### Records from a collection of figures
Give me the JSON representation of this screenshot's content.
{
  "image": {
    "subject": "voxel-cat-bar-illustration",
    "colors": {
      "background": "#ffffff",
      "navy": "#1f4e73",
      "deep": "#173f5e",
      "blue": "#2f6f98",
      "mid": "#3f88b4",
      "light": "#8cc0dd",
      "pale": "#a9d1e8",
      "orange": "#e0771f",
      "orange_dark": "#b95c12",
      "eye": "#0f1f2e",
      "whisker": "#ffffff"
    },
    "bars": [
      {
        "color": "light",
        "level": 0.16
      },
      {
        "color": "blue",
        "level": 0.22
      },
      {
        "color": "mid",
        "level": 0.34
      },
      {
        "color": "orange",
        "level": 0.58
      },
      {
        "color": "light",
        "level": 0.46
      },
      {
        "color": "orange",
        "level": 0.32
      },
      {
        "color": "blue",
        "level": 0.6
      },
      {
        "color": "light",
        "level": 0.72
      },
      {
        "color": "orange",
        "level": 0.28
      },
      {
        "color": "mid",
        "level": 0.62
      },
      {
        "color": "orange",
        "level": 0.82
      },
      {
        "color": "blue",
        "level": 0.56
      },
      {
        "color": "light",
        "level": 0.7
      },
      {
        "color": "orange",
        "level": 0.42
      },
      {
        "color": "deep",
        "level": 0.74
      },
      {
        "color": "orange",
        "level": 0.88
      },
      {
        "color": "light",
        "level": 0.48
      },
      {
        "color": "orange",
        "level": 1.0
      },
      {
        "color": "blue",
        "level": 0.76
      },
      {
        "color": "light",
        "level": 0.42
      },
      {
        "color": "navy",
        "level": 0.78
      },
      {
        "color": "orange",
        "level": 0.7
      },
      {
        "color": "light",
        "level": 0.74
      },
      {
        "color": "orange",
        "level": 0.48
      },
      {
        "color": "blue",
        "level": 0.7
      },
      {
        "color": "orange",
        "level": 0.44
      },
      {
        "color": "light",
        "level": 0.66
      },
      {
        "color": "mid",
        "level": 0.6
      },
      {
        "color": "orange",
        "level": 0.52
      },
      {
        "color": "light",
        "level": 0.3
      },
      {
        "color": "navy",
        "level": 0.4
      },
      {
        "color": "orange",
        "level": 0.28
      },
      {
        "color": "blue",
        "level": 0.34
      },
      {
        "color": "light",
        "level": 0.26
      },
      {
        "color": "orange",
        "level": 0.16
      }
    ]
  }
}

### Exercise brief
Extract each entry in full, exactly as given.

### Solution to this problem
Give me the JSON representation of this screenshot's content.
{
  "image": {
    "subject": "voxel-cat-bar-illustration",
    "colors": {
      "background": "#ffffff",
      "navy": "#1f4e73",
      "deep": "#173f5e",
      "blue": "#2f6f98",
      "mid": "#3f88b4",
      "light": "#8cc0dd",
      "pale": "#a9d1e8",
      "orange": "#e0771f",
      "orange_dark": "#b95c12",
      "eye": "#0f1f2e",
      "whisker": "#ffffff"
    },
    "bars": [
      {
        "color": "light",
        "level": 0.16
      },
      {
        "color": "blue",
        "level": 0.22
      },
      {
        "color": "mid",
        "level": 0.34
      },
      {
        "color": "orange",
        "level": 0.58
      },
      {
        "color": "light",
        "level": 0.46
      },
      {
        "color": "orange",
        "level": 0.32
      },
      {
        "color": "blue",
        "level": 0.6
      },
      {
        "color": "light",
        "level": 0.72
      },
      {
        "color": "orange",
        "level": 0.28
      },
      {
        "color": "mid",
        "level": 0.62
      },
      {
        "color": "orange",
        "level": 0.82
      },
      {
        "color": "blue",
        "level": 0.56
      },
      {
        "color": "light",
        "level": 0.7
      },
      {
        "color": "orange",
        "level": 0.42
      },
      {
        "color": "deep",
        "level": 0.74
      },
      {
        "color": "orange",
        "level": 0.88
      },
      {
        "color": "light",
        "level": 0.48
      },
      {
        "color": "orange",
        "level": 1.0
      },
      {
        "color": "blue",
        "level": 0.76
      },
      {
        "color": "light",
        "level": 0.42
      },
      {
        "color": "navy",
        "level": 0.78
      },
      {
        "color": "orange",
        "level": 0.7
      },
      {
        "color": "light",
        "level": 0.74
      },
      {
        "color": "orange",
        "level": 0.48
      },
      {
        "color": "blue",
        "level": 0.7
      },
      {
        "color": "orange",
        "level": 0.44
      },
      {
        "color": "light",
        "level": 0.66
      },
      {
        "color": "mid",
        "level": 0.6
      },
      {
        "color": "orange",
        "level": 0.52
      },
      {
        "color": "light",
        "level": 0.3
      },
      {
        "color": "navy",
        "level": 0.4
      },
      {
        "color": "orange",
        "level": 0.28
      },
      {
        "color": "blue",
        "level": 0.34
      },
      {
        "color": "light",
        "level": 0.26
      },
      {
        "color": "orange",
        "level": 0.16
      }
    ]
  }
}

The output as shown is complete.